## Exercise brief
Copy the following material line for line, without changing anything.

## Layout annotation data
►
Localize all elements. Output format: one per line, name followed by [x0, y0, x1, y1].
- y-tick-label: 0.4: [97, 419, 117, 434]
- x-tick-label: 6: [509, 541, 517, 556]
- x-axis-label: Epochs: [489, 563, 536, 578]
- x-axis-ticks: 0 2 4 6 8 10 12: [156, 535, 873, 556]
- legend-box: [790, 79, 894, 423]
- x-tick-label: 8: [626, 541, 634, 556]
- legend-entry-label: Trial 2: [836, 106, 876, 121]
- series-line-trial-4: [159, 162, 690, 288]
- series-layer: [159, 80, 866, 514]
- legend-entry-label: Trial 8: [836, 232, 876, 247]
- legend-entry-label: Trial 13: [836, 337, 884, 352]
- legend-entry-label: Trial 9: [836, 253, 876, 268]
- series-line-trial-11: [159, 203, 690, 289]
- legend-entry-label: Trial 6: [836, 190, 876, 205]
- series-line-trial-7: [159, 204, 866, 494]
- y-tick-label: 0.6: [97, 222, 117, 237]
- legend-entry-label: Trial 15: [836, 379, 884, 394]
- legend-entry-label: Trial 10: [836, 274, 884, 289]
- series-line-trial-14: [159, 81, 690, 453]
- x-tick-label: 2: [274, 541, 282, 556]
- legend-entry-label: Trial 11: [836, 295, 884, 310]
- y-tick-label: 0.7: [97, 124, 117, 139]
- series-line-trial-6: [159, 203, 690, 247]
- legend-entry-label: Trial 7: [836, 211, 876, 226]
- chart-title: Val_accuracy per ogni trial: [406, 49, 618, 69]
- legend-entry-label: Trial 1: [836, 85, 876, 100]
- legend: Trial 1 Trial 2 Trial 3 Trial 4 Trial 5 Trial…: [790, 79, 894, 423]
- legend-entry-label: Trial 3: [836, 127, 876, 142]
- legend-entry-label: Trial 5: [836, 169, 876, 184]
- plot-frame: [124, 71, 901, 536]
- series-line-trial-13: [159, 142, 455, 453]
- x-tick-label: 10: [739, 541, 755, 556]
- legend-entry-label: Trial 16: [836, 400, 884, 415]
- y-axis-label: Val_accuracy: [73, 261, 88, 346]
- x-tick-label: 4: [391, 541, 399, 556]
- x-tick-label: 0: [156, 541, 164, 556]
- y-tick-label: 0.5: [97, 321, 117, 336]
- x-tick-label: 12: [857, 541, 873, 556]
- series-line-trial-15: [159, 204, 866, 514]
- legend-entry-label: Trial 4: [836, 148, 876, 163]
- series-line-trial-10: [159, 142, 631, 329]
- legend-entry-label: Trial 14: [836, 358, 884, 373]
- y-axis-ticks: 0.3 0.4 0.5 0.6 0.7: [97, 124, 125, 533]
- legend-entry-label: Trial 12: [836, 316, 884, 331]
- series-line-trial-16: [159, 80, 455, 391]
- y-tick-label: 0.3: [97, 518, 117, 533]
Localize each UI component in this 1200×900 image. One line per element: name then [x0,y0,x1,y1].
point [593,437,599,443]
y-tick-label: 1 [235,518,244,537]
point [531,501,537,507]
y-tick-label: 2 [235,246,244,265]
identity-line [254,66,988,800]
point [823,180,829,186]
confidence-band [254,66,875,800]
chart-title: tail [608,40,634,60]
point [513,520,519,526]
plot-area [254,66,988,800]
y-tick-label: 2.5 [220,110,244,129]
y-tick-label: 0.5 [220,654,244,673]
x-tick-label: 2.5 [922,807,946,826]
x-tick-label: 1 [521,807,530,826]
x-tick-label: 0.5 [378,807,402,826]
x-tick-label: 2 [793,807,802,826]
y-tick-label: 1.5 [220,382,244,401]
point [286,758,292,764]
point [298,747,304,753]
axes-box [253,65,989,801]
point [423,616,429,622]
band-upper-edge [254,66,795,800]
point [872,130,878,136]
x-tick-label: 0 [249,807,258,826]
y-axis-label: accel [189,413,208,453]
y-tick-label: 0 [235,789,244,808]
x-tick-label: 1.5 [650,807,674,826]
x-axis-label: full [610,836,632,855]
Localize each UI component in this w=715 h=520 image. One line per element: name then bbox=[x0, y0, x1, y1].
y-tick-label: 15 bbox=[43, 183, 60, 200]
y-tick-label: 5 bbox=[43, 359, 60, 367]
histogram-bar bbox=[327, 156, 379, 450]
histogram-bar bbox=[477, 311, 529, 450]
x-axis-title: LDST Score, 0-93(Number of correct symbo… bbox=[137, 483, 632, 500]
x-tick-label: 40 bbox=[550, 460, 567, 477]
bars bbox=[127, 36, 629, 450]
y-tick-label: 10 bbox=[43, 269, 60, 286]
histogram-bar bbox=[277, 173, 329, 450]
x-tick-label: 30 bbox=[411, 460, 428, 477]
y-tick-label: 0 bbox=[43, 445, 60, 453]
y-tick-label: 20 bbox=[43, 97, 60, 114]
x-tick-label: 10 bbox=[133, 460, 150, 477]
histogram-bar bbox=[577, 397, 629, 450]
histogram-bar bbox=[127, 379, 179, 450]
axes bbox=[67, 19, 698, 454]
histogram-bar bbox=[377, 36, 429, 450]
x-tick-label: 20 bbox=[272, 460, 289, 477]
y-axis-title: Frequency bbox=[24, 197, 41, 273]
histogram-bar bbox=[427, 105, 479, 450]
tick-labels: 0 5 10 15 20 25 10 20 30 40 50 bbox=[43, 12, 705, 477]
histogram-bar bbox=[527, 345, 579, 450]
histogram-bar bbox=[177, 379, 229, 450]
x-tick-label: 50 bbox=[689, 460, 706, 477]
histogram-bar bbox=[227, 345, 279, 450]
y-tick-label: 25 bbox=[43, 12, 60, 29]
◄
## Answer to the task
Localize all elements. Output format: one per line, name followed by [x0, y0, x1, y1].
- y-tick-label: 0.4: [97, 419, 117, 434]
- x-tick-label: 6: [509, 541, 517, 556]
- x-axis-label: Epochs: [489, 563, 536, 578]
- x-axis-ticks: 0 2 4 6 8 10 12: [156, 535, 873, 556]
- legend-box: [790, 79, 894, 423]
- x-tick-label: 8: [626, 541, 634, 556]
- legend-entry-label: Trial 2: [836, 106, 876, 121]
- series-line-trial-4: [159, 162, 690, 288]
- series-layer: [159, 80, 866, 514]
- legend-entry-label: Trial 8: [836, 232, 876, 247]
- legend-entry-label: Trial 13: [836, 337, 884, 352]
- legend-entry-label: Trial 9: [836, 253, 876, 268]
- series-line-trial-11: [159, 203, 690, 289]
- legend-entry-label: Trial 6: [836, 190, 876, 205]
- series-line-trial-7: [159, 204, 866, 494]
- y-tick-label: 0.6: [97, 222, 117, 237]
- legend-entry-label: Trial 15: [836, 379, 884, 394]
- legend-entry-label: Trial 10: [836, 274, 884, 289]
- series-line-trial-14: [159, 81, 690, 453]
- x-tick-label: 2: [274, 541, 282, 556]
- legend-entry-label: Trial 11: [836, 295, 884, 310]
- y-tick-label: 0.7: [97, 124, 117, 139]
- series-line-trial-6: [159, 203, 690, 247]
- legend-entry-label: Trial 7: [836, 211, 876, 226]
- chart-title: Val_accuracy per ogni trial: [406, 49, 618, 69]
- legend-entry-label: Trial 1: [836, 85, 876, 100]
- legend: Trial 1 Trial 2 Trial 3 Trial 4 Trial 5 Trial…: [790, 79, 894, 423]
- legend-entry-label: Trial 3: [836, 127, 876, 142]
- legend-entry-label: Trial 5: [836, 169, 876, 184]
- plot-frame: [124, 71, 901, 536]
- series-line-trial-13: [159, 142, 455, 453]
- x-tick-label: 10: [739, 541, 755, 556]
- legend-entry-label: Trial 16: [836, 400, 884, 415]
- y-axis-label: Val_accuracy: [73, 261, 88, 346]
- x-tick-label: 4: [391, 541, 399, 556]
- x-tick-label: 0: [156, 541, 164, 556]
- y-tick-label: 0.5: [97, 321, 117, 336]
- x-tick-label: 12: [857, 541, 873, 556]
- series-line-trial-15: [159, 204, 866, 514]
- legend-entry-label: Trial 4: [836, 148, 876, 163]
- series-line-trial-10: [159, 142, 631, 329]
- legend-entry-label: Trial 14: [836, 358, 884, 373]
- y-axis-ticks: 0.3 0.4 0.5 0.6 0.7: [97, 124, 125, 533]
- legend-entry-label: Trial 12: [836, 316, 884, 331]
- series-line-trial-16: [159, 80, 455, 391]
- y-tick-label: 0.3: [97, 518, 117, 533]
Localize each UI component in this 1200×900 image. One line per element: name then [x0,y0,x1,y1].
point [593,437,599,443]
y-tick-label: 1 [235,518,244,537]
point [531,501,537,507]
y-tick-label: 2 [235,246,244,265]
identity-line [254,66,988,800]
point [823,180,829,186]
confidence-band [254,66,875,800]
chart-title: tail [608,40,634,60]
point [513,520,519,526]
plot-area [254,66,988,800]
y-tick-label: 2.5 [220,110,244,129]
y-tick-label: 0.5 [220,654,244,673]
x-tick-label: 2.5 [922,807,946,826]
x-tick-label: 1 [521,807,530,826]
x-tick-label: 0.5 [378,807,402,826]
x-tick-label: 2 [793,807,802,826]
y-tick-label: 1.5 [220,382,244,401]
point [286,758,292,764]
point [298,747,304,753]
axes-box [253,65,989,801]
point [423,616,429,622]
band-upper-edge [254,66,795,800]
point [872,130,878,136]
x-tick-label: 0 [249,807,258,826]
y-axis-label: accel [189,413,208,453]
y-tick-label: 0 [235,789,244,808]
x-tick-label: 1.5 [650,807,674,826]
x-axis-label: full [610,836,632,855]
Localize each UI component in this w=715 h=520 image. One line per element: name then bbox=[x0, y0, x1, y1].
y-tick-label: 15 bbox=[43, 183, 60, 200]
y-tick-label: 5 bbox=[43, 359, 60, 367]
histogram-bar bbox=[327, 156, 379, 450]
histogram-bar bbox=[477, 311, 529, 450]
x-axis-title: LDST Score, 0-93(Number of correct symbo… bbox=[137, 483, 632, 500]
x-tick-label: 40 bbox=[550, 460, 567, 477]
bars bbox=[127, 36, 629, 450]
y-tick-label: 10 bbox=[43, 269, 60, 286]
histogram-bar bbox=[277, 173, 329, 450]
x-tick-label: 30 bbox=[411, 460, 428, 477]
y-tick-label: 0 bbox=[43, 445, 60, 453]
y-tick-label: 20 bbox=[43, 97, 60, 114]
x-tick-label: 10 bbox=[133, 460, 150, 477]
histogram-bar bbox=[577, 397, 629, 450]
histogram-bar bbox=[127, 379, 179, 450]
axes bbox=[67, 19, 698, 454]
histogram-bar bbox=[377, 36, 429, 450]
x-tick-label: 20 bbox=[272, 460, 289, 477]
y-axis-title: Frequency bbox=[24, 197, 41, 273]
histogram-bar bbox=[427, 105, 479, 450]
tick-labels: 0 5 10 15 20 25 10 20 30 40 50 bbox=[43, 12, 705, 477]
histogram-bar bbox=[527, 345, 579, 450]
histogram-bar bbox=[177, 379, 229, 450]
x-tick-label: 50 bbox=[689, 460, 706, 477]
histogram-bar bbox=[227, 345, 279, 450]
y-tick-label: 25 bbox=[43, 12, 60, 29]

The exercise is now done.